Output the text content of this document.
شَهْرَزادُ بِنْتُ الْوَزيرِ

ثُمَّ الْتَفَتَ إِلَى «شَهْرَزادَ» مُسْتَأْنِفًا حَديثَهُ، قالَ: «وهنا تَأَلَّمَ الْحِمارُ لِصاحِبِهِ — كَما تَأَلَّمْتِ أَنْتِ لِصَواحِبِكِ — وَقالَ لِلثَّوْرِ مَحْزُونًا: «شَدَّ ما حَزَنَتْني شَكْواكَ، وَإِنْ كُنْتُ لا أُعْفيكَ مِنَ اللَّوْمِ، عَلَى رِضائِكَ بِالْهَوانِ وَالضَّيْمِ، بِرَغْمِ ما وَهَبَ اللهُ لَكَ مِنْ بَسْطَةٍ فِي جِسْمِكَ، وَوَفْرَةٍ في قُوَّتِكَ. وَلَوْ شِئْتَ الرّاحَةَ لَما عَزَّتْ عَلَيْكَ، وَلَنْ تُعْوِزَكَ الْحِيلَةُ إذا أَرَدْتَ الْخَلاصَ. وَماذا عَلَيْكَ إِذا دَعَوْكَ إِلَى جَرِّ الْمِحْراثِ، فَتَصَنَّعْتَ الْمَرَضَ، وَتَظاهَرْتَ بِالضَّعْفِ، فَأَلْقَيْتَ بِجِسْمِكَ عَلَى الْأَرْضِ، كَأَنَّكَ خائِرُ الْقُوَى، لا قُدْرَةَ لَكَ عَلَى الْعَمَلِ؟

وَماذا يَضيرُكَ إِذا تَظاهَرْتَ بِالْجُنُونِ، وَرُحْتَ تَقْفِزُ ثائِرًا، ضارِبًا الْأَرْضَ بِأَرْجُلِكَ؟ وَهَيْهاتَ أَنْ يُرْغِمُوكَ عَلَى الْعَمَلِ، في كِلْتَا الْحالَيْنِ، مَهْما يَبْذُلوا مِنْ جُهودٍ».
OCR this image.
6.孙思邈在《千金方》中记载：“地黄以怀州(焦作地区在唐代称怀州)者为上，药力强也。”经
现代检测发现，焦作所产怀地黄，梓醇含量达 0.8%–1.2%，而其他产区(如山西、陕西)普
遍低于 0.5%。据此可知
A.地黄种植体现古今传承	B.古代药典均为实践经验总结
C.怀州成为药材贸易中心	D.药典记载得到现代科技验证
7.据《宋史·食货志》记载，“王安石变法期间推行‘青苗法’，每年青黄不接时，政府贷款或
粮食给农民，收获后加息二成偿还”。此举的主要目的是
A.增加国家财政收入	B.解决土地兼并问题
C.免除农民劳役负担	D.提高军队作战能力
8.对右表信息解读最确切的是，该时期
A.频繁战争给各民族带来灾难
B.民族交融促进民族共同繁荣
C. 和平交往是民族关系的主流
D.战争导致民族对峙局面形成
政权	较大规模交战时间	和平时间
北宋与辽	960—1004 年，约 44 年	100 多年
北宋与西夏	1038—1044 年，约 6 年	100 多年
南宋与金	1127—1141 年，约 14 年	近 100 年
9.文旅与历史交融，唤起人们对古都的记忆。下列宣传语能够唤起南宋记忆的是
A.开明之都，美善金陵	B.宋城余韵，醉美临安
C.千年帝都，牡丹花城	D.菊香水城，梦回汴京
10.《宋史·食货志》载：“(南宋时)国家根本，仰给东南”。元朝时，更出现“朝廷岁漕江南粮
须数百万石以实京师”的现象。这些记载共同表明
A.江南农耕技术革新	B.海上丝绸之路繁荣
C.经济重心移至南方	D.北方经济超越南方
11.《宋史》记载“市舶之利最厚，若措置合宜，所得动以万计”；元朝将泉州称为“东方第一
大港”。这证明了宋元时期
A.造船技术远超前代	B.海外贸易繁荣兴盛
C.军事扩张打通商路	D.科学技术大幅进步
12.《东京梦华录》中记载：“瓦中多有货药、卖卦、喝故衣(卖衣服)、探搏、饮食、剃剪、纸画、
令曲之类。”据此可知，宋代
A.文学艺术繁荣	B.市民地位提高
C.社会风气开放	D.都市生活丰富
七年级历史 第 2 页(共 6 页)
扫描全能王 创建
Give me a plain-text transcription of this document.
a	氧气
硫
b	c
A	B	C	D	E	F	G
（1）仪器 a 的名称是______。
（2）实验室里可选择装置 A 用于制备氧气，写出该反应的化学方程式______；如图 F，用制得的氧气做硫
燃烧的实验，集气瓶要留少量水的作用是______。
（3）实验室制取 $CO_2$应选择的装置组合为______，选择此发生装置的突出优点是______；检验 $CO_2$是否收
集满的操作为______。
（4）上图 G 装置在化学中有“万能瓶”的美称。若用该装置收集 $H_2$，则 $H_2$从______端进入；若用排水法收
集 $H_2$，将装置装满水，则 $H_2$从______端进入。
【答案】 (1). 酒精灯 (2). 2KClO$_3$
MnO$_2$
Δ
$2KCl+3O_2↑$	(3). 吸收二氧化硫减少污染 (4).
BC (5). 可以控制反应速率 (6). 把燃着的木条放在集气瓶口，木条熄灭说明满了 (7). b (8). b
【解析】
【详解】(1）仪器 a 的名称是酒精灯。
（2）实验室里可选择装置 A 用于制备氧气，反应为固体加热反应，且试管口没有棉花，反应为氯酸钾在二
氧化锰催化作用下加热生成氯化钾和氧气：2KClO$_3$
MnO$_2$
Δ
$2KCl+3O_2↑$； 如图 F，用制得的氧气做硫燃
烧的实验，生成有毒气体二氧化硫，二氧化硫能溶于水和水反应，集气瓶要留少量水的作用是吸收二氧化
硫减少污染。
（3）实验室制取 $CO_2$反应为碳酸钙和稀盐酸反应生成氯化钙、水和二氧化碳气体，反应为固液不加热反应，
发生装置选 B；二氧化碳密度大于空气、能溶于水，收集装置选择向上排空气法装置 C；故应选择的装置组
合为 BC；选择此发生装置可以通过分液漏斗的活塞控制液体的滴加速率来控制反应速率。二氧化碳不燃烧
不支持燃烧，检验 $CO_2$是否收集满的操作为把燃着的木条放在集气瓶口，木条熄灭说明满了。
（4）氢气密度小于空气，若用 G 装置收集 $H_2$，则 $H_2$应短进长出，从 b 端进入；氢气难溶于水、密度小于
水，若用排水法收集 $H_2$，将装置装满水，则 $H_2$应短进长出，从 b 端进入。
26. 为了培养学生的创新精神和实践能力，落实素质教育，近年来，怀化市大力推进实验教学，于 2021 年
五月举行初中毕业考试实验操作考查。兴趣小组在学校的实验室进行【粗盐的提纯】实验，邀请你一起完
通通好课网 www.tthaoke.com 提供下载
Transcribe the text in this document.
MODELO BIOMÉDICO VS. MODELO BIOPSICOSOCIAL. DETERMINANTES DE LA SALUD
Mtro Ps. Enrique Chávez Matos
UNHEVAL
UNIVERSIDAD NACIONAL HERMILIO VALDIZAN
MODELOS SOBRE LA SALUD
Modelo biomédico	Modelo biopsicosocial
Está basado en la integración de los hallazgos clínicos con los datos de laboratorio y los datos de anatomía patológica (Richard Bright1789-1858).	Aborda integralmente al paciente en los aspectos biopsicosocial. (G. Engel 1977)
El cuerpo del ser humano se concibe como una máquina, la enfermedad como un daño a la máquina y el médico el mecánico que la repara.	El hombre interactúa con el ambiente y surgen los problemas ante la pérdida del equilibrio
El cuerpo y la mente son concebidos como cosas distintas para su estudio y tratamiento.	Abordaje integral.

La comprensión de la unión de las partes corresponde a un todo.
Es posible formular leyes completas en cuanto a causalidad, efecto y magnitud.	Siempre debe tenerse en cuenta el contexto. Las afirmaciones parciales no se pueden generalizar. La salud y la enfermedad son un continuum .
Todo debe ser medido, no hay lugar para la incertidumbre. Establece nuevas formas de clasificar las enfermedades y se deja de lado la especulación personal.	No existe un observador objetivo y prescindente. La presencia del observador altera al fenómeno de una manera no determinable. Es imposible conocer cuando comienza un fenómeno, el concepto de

• _Work to complete_
From the data, pick out every line that includes "this".

• _Task answer_
Output the text content of this document.
OCR this image.
Give me a plain-text transcription of this document.
Transcribe the text in this document.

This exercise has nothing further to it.